Given task → Return all lines where the word "Values" can be found.

The data →
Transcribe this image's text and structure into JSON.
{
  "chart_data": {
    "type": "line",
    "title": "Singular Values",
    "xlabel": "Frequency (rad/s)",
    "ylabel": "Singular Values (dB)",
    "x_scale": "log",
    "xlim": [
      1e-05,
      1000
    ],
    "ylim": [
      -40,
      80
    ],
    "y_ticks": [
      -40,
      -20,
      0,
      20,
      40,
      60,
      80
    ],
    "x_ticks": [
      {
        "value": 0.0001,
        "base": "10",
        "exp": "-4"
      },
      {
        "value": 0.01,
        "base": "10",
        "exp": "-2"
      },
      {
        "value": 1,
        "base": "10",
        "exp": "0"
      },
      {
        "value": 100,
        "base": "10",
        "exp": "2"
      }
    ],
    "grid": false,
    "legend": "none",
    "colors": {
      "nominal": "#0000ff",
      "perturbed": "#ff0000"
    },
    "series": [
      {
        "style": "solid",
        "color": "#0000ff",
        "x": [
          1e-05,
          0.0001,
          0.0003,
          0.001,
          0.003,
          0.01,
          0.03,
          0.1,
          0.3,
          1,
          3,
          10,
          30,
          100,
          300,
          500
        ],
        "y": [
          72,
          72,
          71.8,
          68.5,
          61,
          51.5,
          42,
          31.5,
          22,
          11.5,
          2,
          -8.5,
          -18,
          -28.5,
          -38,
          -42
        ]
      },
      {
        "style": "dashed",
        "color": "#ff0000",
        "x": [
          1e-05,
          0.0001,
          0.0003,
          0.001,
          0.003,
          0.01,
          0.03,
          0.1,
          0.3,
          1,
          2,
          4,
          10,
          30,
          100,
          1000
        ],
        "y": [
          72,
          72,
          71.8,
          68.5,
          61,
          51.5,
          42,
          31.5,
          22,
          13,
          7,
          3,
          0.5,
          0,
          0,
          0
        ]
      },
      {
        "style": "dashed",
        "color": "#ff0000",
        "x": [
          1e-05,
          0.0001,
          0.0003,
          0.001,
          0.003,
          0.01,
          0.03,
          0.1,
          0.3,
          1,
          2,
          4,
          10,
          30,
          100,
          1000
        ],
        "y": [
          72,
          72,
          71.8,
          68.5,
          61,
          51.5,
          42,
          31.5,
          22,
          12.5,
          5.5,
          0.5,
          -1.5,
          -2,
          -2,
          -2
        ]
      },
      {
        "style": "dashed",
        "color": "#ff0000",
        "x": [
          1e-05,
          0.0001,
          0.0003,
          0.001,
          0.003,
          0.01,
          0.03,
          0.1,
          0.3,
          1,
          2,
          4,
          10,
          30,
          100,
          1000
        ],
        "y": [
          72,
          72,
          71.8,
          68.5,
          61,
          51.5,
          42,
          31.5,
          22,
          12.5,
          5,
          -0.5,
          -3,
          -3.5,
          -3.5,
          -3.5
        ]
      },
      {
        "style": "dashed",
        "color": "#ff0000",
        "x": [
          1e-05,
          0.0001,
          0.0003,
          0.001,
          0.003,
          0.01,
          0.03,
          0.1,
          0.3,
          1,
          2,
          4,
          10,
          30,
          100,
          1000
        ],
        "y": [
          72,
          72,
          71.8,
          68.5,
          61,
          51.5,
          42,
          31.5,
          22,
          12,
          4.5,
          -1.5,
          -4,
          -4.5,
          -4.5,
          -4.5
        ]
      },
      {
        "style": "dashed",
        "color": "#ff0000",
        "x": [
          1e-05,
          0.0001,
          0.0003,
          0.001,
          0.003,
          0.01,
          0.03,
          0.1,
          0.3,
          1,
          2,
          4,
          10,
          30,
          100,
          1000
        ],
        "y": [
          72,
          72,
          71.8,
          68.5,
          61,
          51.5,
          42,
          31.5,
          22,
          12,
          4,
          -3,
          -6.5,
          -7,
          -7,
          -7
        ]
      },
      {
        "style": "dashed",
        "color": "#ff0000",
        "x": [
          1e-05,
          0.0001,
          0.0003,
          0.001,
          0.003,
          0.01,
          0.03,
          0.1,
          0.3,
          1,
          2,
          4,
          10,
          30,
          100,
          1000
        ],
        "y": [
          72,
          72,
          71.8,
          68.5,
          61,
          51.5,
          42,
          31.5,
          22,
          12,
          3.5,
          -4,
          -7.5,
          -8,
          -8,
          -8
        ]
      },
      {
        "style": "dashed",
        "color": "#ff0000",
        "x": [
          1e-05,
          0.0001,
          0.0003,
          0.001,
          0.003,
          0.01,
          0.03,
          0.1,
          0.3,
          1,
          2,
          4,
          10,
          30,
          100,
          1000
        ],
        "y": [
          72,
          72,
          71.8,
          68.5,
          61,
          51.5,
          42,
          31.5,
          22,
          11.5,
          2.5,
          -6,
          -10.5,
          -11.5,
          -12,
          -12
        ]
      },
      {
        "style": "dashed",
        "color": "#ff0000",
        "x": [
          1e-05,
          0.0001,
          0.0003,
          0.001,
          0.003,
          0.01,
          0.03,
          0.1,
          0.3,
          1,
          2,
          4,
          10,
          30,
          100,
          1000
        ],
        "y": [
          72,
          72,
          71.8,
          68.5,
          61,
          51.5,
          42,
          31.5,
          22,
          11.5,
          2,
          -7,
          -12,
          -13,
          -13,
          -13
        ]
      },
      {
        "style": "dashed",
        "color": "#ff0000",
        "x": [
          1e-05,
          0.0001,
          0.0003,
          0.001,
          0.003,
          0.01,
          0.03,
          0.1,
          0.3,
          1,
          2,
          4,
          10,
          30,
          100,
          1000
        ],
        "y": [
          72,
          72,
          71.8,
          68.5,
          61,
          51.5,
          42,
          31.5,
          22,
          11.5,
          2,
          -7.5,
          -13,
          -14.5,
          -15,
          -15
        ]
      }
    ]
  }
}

Answer to this task →
    "title": "Singular Values",
    "ylabel": "Singular Values (dB)",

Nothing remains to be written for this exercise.